- **Figure dataset records**:
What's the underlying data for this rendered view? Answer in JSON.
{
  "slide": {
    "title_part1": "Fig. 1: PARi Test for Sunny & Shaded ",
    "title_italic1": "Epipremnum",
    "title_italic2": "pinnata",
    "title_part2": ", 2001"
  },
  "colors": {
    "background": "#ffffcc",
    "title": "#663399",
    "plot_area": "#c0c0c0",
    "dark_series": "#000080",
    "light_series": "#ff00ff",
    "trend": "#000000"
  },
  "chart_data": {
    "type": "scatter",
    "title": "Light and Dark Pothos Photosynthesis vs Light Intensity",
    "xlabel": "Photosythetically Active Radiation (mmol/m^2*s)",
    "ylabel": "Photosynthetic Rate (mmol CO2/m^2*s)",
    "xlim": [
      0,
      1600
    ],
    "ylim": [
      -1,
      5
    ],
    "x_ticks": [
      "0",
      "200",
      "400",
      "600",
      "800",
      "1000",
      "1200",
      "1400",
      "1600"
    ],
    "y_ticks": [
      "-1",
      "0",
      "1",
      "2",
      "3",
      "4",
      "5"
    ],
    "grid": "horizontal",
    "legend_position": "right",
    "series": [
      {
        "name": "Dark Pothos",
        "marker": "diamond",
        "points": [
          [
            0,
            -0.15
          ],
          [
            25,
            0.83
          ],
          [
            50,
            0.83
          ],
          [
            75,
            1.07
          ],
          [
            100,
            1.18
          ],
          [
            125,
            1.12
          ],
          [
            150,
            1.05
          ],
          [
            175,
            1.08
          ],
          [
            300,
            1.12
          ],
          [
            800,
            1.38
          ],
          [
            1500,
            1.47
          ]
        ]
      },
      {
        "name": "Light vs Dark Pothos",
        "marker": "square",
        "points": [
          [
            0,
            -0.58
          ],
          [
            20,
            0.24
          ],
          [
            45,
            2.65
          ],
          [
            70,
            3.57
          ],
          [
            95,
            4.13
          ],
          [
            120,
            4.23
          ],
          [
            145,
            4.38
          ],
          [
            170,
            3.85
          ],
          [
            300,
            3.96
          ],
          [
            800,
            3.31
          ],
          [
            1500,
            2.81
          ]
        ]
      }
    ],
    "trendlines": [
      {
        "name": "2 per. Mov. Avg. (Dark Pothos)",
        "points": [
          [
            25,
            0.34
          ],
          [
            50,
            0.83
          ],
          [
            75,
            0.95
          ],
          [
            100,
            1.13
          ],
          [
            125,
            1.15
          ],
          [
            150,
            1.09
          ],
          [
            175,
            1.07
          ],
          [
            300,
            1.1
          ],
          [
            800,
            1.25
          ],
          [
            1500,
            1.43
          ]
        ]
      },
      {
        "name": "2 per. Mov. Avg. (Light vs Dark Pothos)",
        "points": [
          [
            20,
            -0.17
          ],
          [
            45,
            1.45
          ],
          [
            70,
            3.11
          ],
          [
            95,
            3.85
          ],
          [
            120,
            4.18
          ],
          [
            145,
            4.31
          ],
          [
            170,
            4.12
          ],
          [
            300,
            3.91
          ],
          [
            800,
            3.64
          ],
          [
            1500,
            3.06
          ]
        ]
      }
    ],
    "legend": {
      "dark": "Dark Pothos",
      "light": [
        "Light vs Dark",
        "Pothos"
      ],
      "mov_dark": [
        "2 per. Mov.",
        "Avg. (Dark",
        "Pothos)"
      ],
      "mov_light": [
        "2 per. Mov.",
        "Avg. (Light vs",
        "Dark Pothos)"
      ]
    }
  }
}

- **TASK STATEMENT**:
Extract every record. Keep wording exact.

- **ANSWER TO THE TASK**:
What's the underlying data for this rendered view? Answer in JSON.
{
  "slide": {
    "title_part1": "Fig. 1: PARi Test for Sunny & Shaded ",
    "title_italic1": "Epipremnum",
    "title_italic2": "pinnata",
    "title_part2": ", 2001"
  },
  "colors": {
    "background": "#ffffcc",
    "title": "#663399",
    "plot_area": "#c0c0c0",
    "dark_series": "#000080",
    "light_series": "#ff00ff",
    "trend": "#000000"
  },
  "chart_data": {
    "type": "scatter",
    "title": "Light and Dark Pothos Photosynthesis vs Light Intensity",
    "xlabel": "Photosythetically Active Radiation (mmol/m^2*s)",
    "ylabel": "Photosynthetic Rate (mmol CO2/m^2*s)",
    "xlim": [
      0,
      1600
    ],
    "ylim": [
      -1,
      5
    ],
    "x_ticks": [
      "0",
      "200",
      "400",
      "600",
      "800",
      "1000",
      "1200",
      "1400",
      "1600"
    ],
    "y_ticks": [
      "-1",
      "0",
      "1",
      "2",
      "3",
      "4",
      "5"
    ],
    "grid": "horizontal",
    "legend_position": "right",
    "series": [
      {
        "name": "Dark Pothos",
        "marker": "diamond",
        "points": [
          [
            0,
            -0.15
          ],
          [
            25,
            0.83
          ],
          [
            50,
            0.83
          ],
          [
            75,
            1.07
          ],
          [
            100,
            1.18
          ],
          [
            125,
            1.12
          ],
          [
            150,
            1.05
          ],
          [
            175,
            1.08
          ],
          [
            300,
            1.12
          ],
          [
            800,
            1.38
          ],
          [
            1500,
            1.47
          ]
        ]
      },
      {
        "name": "Light vs Dark Pothos",
        "marker": "square",
        "points": [
          [
            0,
            -0.58
          ],
          [
            20,
            0.24
          ],
          [
            45,
            2.65
          ],
          [
            70,
            3.57
          ],
          [
            95,
            4.13
          ],
          [
            120,
            4.23
          ],
          [
            145,
            4.38
          ],
          [
            170,
            3.85
          ],
          [
            300,
            3.96
          ],
          [
            800,
            3.31
          ],
          [
            1500,
            2.81
          ]
        ]
      }
    ],
    "trendlines": [
      {
        "name": "2 per. Mov. Avg. (Dark Pothos)",
        "points": [
          [
            25,
            0.34
          ],
          [
            50,
            0.83
          ],
          [
            75,
            0.95
          ],
          [
            100,
            1.13
          ],
          [
            125,
            1.15
          ],
          [
            150,
            1.09
          ],
          [
            175,
            1.07
          ],
          [
            300,
            1.1
          ],
          [
            800,
            1.25
          ],
          [
            1500,
            1.43
          ]
        ]
      },
      {
        "name": "2 per. Mov. Avg. (Light vs Dark Pothos)",
        "points": [
          [
            20,
            -0.17
          ],
          [
            45,
            1.45
          ],
          [
            70,
            3.11
          ],
          [
            95,
            3.85
          ],
          [
            120,
            4.18
          ],
          [
            145,
            4.31
          ],
          [
            170,
            4.12
          ],
          [
            300,
            3.91
          ],
          [
            800,
            3.64
          ],
          [
            1500,
            3.06
          ]
        ]
      }
    ],
    "legend": {
      "dark": "Dark Pothos",
      "light": [
        "Light vs Dark",
        "Pothos"
      ],
      "mov_dark": [
        "2 per. Mov.",
        "Avg. (Dark",
        "Pothos)"
      ],
      "mov_light": [
        "2 per. Mov.",
        "Avg. (Light vs",
        "Dark Pothos)"
      ]
    }
  }
}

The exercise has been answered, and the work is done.